■ Directions:
Whatever the records below say, write them all out exactly.

****************

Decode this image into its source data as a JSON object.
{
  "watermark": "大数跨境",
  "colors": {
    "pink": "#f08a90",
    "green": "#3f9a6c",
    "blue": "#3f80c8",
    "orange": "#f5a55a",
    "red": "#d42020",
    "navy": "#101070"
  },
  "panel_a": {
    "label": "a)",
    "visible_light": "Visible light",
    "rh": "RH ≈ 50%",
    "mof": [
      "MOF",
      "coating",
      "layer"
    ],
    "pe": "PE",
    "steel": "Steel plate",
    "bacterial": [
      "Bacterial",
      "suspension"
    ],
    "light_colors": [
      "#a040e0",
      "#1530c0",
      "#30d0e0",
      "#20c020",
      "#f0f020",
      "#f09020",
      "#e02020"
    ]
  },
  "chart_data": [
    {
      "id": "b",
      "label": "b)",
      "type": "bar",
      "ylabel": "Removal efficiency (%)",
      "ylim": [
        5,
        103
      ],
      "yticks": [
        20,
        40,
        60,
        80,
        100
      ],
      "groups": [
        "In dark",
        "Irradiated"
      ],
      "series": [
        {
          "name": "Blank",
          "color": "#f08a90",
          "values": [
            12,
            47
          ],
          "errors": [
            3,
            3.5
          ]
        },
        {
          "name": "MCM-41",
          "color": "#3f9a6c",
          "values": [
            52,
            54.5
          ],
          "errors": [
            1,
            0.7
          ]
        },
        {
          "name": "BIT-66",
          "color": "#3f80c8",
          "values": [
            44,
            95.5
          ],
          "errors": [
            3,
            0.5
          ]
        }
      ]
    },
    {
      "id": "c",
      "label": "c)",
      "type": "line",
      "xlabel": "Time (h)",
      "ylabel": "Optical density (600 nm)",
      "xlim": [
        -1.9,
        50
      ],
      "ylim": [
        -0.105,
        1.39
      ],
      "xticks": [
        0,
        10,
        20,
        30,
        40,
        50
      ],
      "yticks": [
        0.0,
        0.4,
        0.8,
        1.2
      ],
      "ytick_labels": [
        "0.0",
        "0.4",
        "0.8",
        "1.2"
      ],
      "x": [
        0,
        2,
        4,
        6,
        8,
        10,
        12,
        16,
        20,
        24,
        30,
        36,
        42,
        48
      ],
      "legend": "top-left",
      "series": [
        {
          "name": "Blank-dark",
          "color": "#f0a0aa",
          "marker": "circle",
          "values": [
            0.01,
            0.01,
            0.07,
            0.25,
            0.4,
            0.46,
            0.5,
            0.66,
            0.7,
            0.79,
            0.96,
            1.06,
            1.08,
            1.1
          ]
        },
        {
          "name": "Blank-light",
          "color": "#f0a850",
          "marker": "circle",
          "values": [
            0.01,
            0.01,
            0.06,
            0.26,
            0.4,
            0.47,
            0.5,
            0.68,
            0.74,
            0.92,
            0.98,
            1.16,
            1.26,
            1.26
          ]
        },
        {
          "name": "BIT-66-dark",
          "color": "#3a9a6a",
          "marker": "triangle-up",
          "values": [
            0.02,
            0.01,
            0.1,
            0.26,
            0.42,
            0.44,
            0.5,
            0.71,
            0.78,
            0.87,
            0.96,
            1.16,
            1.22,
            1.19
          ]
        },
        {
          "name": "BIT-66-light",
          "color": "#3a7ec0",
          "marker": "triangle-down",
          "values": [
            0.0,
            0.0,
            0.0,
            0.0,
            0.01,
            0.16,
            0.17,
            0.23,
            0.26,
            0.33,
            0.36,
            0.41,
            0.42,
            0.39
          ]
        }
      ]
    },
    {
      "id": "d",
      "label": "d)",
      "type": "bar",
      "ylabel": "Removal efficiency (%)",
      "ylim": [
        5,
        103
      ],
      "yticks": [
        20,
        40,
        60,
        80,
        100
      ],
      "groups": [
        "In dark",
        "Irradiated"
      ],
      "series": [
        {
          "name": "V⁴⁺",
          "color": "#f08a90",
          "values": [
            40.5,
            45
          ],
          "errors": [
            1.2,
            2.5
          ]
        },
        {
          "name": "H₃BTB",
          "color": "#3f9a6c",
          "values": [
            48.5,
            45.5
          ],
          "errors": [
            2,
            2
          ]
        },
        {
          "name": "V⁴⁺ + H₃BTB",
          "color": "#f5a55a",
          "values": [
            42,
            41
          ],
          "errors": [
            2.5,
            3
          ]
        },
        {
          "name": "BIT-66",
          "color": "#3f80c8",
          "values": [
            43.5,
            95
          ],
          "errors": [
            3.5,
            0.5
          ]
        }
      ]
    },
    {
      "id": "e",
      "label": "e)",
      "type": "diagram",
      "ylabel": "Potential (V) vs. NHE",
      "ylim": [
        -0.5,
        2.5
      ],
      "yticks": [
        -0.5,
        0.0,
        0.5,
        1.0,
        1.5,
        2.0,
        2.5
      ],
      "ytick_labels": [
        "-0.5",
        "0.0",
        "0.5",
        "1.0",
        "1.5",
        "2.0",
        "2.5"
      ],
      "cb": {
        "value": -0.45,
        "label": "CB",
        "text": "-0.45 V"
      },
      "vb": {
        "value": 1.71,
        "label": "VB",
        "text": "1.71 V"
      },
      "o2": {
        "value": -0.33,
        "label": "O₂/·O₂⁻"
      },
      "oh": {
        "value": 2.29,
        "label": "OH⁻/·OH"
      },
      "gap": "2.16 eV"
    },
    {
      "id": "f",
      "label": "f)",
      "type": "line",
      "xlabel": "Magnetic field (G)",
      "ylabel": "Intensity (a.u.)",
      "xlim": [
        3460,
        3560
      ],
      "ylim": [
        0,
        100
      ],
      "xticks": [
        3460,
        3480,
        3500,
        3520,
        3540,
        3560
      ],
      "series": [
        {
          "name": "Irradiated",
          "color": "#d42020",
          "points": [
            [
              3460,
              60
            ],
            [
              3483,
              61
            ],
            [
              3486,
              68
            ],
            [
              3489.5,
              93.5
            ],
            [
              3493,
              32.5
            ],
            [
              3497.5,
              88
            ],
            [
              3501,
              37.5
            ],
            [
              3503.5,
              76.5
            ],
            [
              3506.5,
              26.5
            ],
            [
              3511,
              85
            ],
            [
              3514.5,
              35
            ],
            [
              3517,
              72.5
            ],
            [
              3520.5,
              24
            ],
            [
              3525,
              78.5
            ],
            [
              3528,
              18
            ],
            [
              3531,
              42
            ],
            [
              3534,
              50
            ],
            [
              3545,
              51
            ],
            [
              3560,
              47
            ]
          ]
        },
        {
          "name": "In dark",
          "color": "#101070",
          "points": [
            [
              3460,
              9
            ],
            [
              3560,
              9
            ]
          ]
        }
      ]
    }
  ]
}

****************

■ Task output:
Decode this image into its source data as a JSON object.
{
  "watermark": "大数跨境",
  "colors": {
    "pink": "#f08a90",
    "green": "#3f9a6c",
    "blue": "#3f80c8",
    "orange": "#f5a55a",
    "red": "#d42020",
    "navy": "#101070"
  },
  "panel_a": {
    "label": "a)",
    "visible_light": "Visible light",
    "rh": "RH ≈ 50%",
    "mof": [
      "MOF",
      "coating",
      "layer"
    ],
    "pe": "PE",
    "steel": "Steel plate",
    "bacterial": [
      "Bacterial",
      "suspension"
    ],
    "light_colors": [
      "#a040e0",
      "#1530c0",
      "#30d0e0",
      "#20c020",
      "#f0f020",
      "#f09020",
      "#e02020"
    ]
  },
  "chart_data": [
    {
      "id": "b",
      "label": "b)",
      "type": "bar",
      "ylabel": "Removal efficiency (%)",
      "ylim": [
        5,
        103
      ],
      "yticks": [
        20,
        40,
        60,
        80,
        100
      ],
      "groups": [
        "In dark",
        "Irradiated"
      ],
      "series": [
        {
          "name": "Blank",
          "color": "#f08a90",
          "values": [
            12,
            47
          ],
          "errors": [
            3,
            3.5
          ]
        },
        {
          "name": "MCM-41",
          "color": "#3f9a6c",
          "values": [
            52,
            54.5
          ],
          "errors": [
            1,
            0.7
          ]
        },
        {
          "name": "BIT-66",
          "color": "#3f80c8",
          "values": [
            44,
            95.5
          ],
          "errors": [
            3,
            0.5
          ]
        }
      ]
    },
    {
      "id": "c",
      "label": "c)",
      "type": "line",
      "xlabel": "Time (h)",
      "ylabel": "Optical density (600 nm)",
      "xlim": [
        -1.9,
        50
      ],
      "ylim": [
        -0.105,
        1.39
      ],
      "xticks": [
        0,
        10,
        20,
        30,
        40,
        50
      ],
      "yticks": [
        0.0,
        0.4,
        0.8,
        1.2
      ],
      "ytick_labels": [
        "0.0",
        "0.4",
        "0.8",
        "1.2"
      ],
      "x": [
        0,
        2,
        4,
        6,
        8,
        10,
        12,
        16,
        20,
        24,
        30,
        36,
        42,
        48
      ],
      "legend": "top-left",
      "series": [
        {
          "name": "Blank-dark",
          "color": "#f0a0aa",
          "marker": "circle",
          "values": [
            0.01,
            0.01,
            0.07,
            0.25,
            0.4,
            0.46,
            0.5,
            0.66,
            0.7,
            0.79,
            0.96,
            1.06,
            1.08,
            1.1
          ]
        },
        {
          "name": "Blank-light",
          "color": "#f0a850",
          "marker": "circle",
          "values": [
            0.01,
            0.01,
            0.06,
            0.26,
            0.4,
            0.47,
            0.5,
            0.68,
            0.74,
            0.92,
            0.98,
            1.16,
            1.26,
            1.26
          ]
        },
        {
          "name": "BIT-66-dark",
          "color": "#3a9a6a",
          "marker": "triangle-up",
          "values": [
            0.02,
            0.01,
            0.1,
            0.26,
            0.42,
            0.44,
            0.5,
            0.71,
            0.78,
            0.87,
            0.96,
            1.16,
            1.22,
            1.19
          ]
        },
        {
          "name": "BIT-66-light",
          "color": "#3a7ec0",
          "marker": "triangle-down",
          "values": [
            0.0,
            0.0,
            0.0,
            0.0,
            0.01,
            0.16,
            0.17,
            0.23,
            0.26,
            0.33,
            0.36,
            0.41,
            0.42,
            0.39
          ]
        }
      ]
    },
    {
      "id": "d",
      "label": "d)",
      "type": "bar",
      "ylabel": "Removal efficiency (%)",
      "ylim": [
        5,
        103
      ],
      "yticks": [
        20,
        40,
        60,
        80,
        100
      ],
      "groups": [
        "In dark",
        "Irradiated"
      ],
      "series": [
        {
          "name": "V⁴⁺",
          "color": "#f08a90",
          "values": [
            40.5,
            45
          ],
          "errors": [
            1.2,
            2.5
          ]
        },
        {
          "name": "H₃BTB",
          "color": "#3f9a6c",
          "values": [
            48.5,
            45.5
          ],
          "errors": [
            2,
            2
          ]
        },
        {
          "name": "V⁴⁺ + H₃BTB",
          "color": "#f5a55a",
          "values": [
            42,
            41
          ],
          "errors": [
            2.5,
            3
          ]
        },
        {
          "name": "BIT-66",
          "color": "#3f80c8",
          "values": [
            43.5,
            95
          ],
          "errors": [
            3.5,
            0.5
          ]
        }
      ]
    },
    {
      "id": "e",
      "label": "e)",
      "type": "diagram",
      "ylabel": "Potential (V) vs. NHE",
      "ylim": [
        -0.5,
        2.5
      ],
      "yticks": [
        -0.5,
        0.0,
        0.5,
        1.0,
        1.5,
        2.0,
        2.5
      ],
      "ytick_labels": [
        "-0.5",
        "0.0",
        "0.5",
        "1.0",
        "1.5",
        "2.0",
        "2.5"
      ],
      "cb": {
        "value": -0.45,
        "label": "CB",
        "text": "-0.45 V"
      },
      "vb": {
        "value": 1.71,
        "label": "VB",
        "text": "1.71 V"
      },
      "o2": {
        "value": -0.33,
        "label": "O₂/·O₂⁻"
      },
      "oh": {
        "value": 2.29,
        "label": "OH⁻/·OH"
      },
      "gap": "2.16 eV"
    },
    {
      "id": "f",
      "label": "f)",
      "type": "line",
      "xlabel": "Magnetic field (G)",
      "ylabel": "Intensity (a.u.)",
      "xlim": [
        3460,
        3560
      ],
      "ylim": [
        0,
        100
      ],
      "xticks": [
        3460,
        3480,
        3500,
        3520,
        3540,
        3560
      ],
      "series": [
        {
          "name": "Irradiated",
          "color": "#d42020",
          "points": [
            [
              3460,
              60
            ],
            [
              3483,
              61
            ],
            [
              3486,
              68
            ],
            [
              3489.5,
              93.5
            ],
            [
              3493,
              32.5
            ],
            [
              3497.5,
              88
            ],
            [
              3501,
              37.5
            ],
            [
              3503.5,
              76.5
            ],
            [
              3506.5,
              26.5
            ],
            [
              3511,
              85
            ],
            [
              3514.5,
              35
            ],
            [
              3517,
              72.5
            ],
            [
              3520.5,
              24
            ],
            [
              3525,
              78.5
            ],
            [
              3528,
              18
            ],
            [
              3531,
              42
            ],
            [
              3534,
              50
            ],
            [
              3545,
              51
            ],
            [
              3560,
              47
            ]
          ]
        },
        {
          "name": "In dark",
          "color": "#101070",
          "points": [
            [
              3460,
              9
            ],
            [
              3560,
              9
            ]
          ]
        }
      ]
    }
  ]
}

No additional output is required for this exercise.